Task directions
Leaving out the pictures, retype all the material exactly.

Exercise materials
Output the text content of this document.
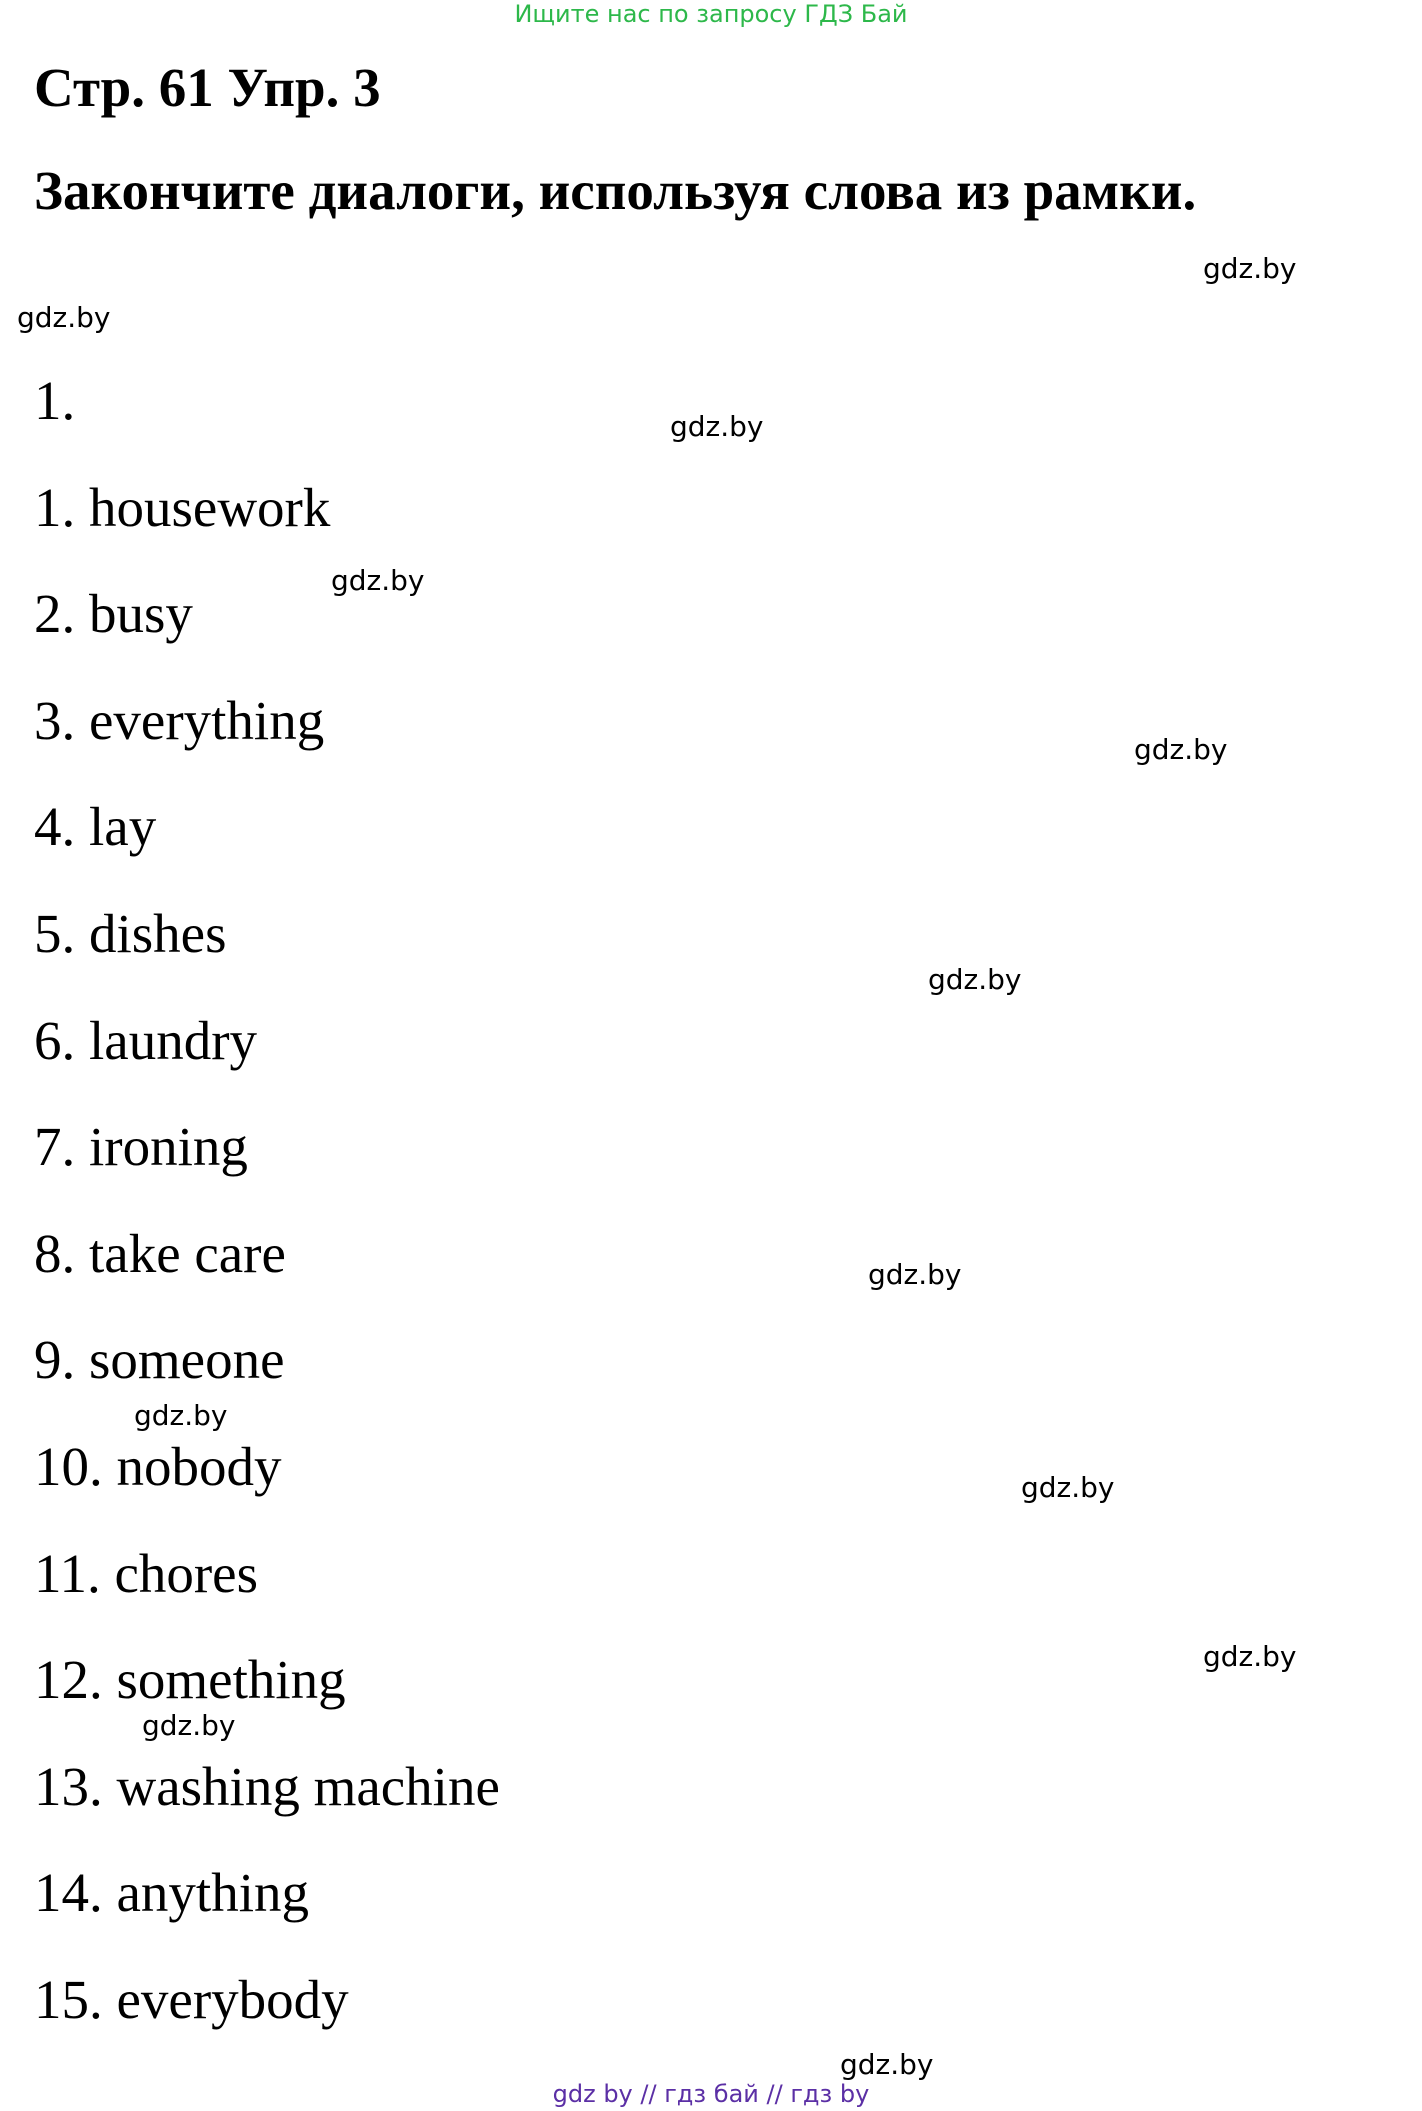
Ищите нас по запросу ГДЗ Бай
Стр. 61 Упр. 3
Закончите диалоги, используя слова из рамки.
1.
1. housework
2. busy
3. everything
4. lay
5. dishes
6. laundry
7. ironing
8. take care
9. someone
10. nobody
11. chores
12. something
13. washing machine
14. anything
15. everybody
gdz.by
gdz.by
gdz.by
gdz.by
gdz.by
gdz.by
gdz.by
gdz.by
gdz.by
gdz.by
gdz.by
gdz.by
gdz by // гдз бай // гдз by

Solution to the problem
Output the text content of this document.
Ищите нас по запросу ГДЗ Бай
Стр. 61 Упр. 3
Закончите диалоги, используя слова из рамки.
1.
1. housework
2. busy
3. everything
4. lay
5. dishes
6. laundry
7. ironing
8. take care
9. someone
10. nobody
11. chores
12. something
13. washing machine
14. anything
15. everybody
gdz.by
gdz.by
gdz.by
gdz.by
gdz.by
gdz.by
gdz.by
gdz.by
gdz.by
gdz.by
gdz.by
gdz.by
gdz by // гдз бай // гдз by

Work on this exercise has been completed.